Return the entries below in their exact form, leaving the pictures out.

> _SOURCE MATERIAL_:
------------
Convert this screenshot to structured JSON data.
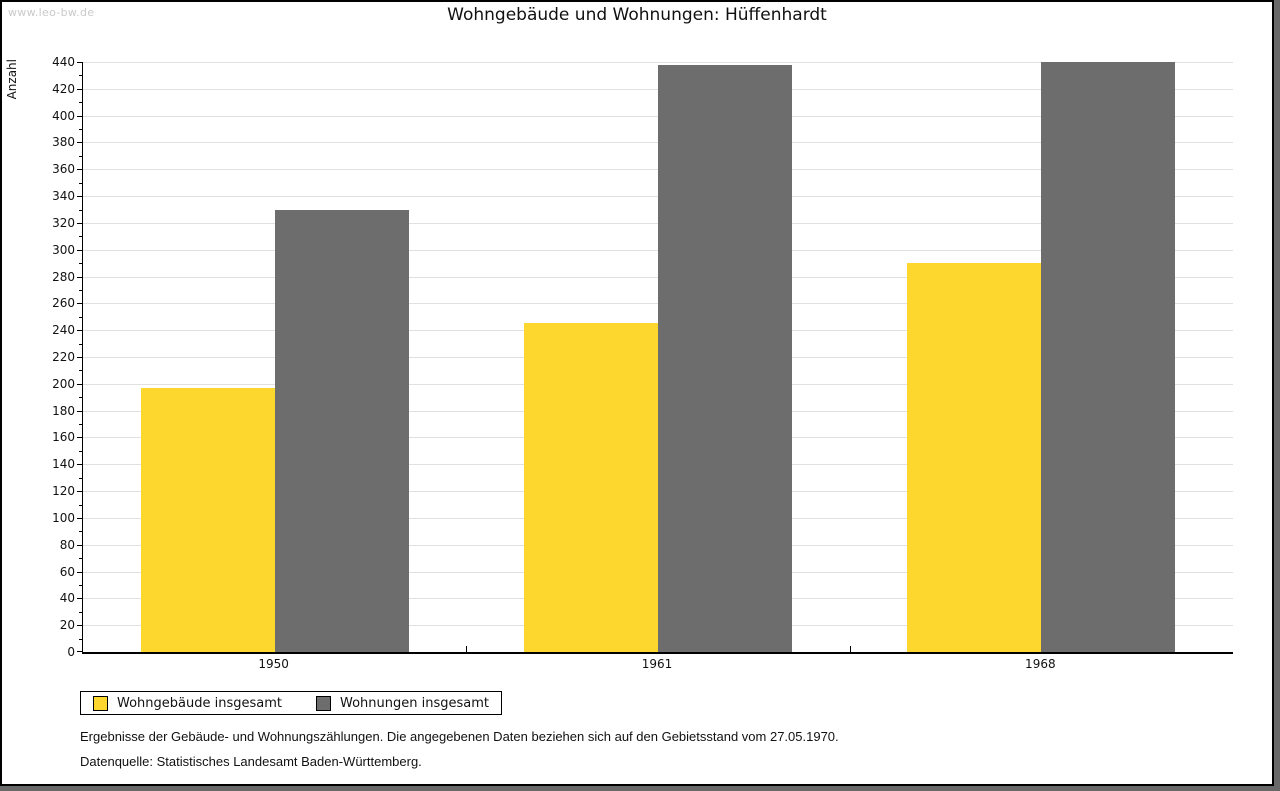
{
  "watermark": "www.leo-bw.de",
  "chart_data": {
    "type": "bar",
    "title": "Wohngebäude und Wohnungen: Hüffenhardt",
    "ylabel": "Anzahl",
    "xlabel": "",
    "categories": [
      "1950",
      "1961",
      "1968"
    ],
    "series": [
      {
        "name": "Wohngebäude insgesamt",
        "color": "#fdd72e",
        "values": [
          197,
          245,
          290
        ]
      },
      {
        "name": "Wohnungen insgesamt",
        "color": "#6d6d6d",
        "values": [
          330,
          438,
          440
        ]
      }
    ],
    "ylim": [
      0,
      440
    ],
    "ytick_step": 20,
    "minor_tick_step": 10,
    "grid": true,
    "grid_color": "#e0e0e0",
    "legend_position": "bottom-left"
  },
  "footnotes": [
    "Ergebnisse der Gebäude- und Wohnungszählungen. Die angegebenen Daten beziehen sich auf den Gebietsstand vom 27.05.1970.",
    "Datenquelle: Statistisches Landesamt Baden-Württemberg."
  ]
}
------------
> _EXERCISE ANSWER_:
Convert this screenshot to structured JSON data.
{
  "watermark": "www.leo-bw.de",
  "chart_data": {
    "type": "bar",
    "title": "Wohngebäude und Wohnungen: Hüffenhardt",
    "ylabel": "Anzahl",
    "xlabel": "",
    "categories": [
      "1950",
      "1961",
      "1968"
    ],
    "series": [
      {
        "name": "Wohngebäude insgesamt",
        "color": "#fdd72e",
        "values": [
          197,
          245,
          290
        ]
      },
      {
        "name": "Wohnungen insgesamt",
        "color": "#6d6d6d",
        "values": [
          330,
          438,
          440
        ]
      }
    ],
    "ylim": [
      0,
      440
    ],
    "ytick_step": 20,
    "minor_tick_step": 10,
    "grid": true,
    "grid_color": "#e0e0e0",
    "legend_position": "bottom-left"
  },
  "footnotes": [
    "Ergebnisse der Gebäude- und Wohnungszählungen. Die angegebenen Daten beziehen sich auf den Gebietsstand vom 27.05.1970.",
    "Datenquelle: Statistisches Landesamt Baden-Württemberg."
  ]
}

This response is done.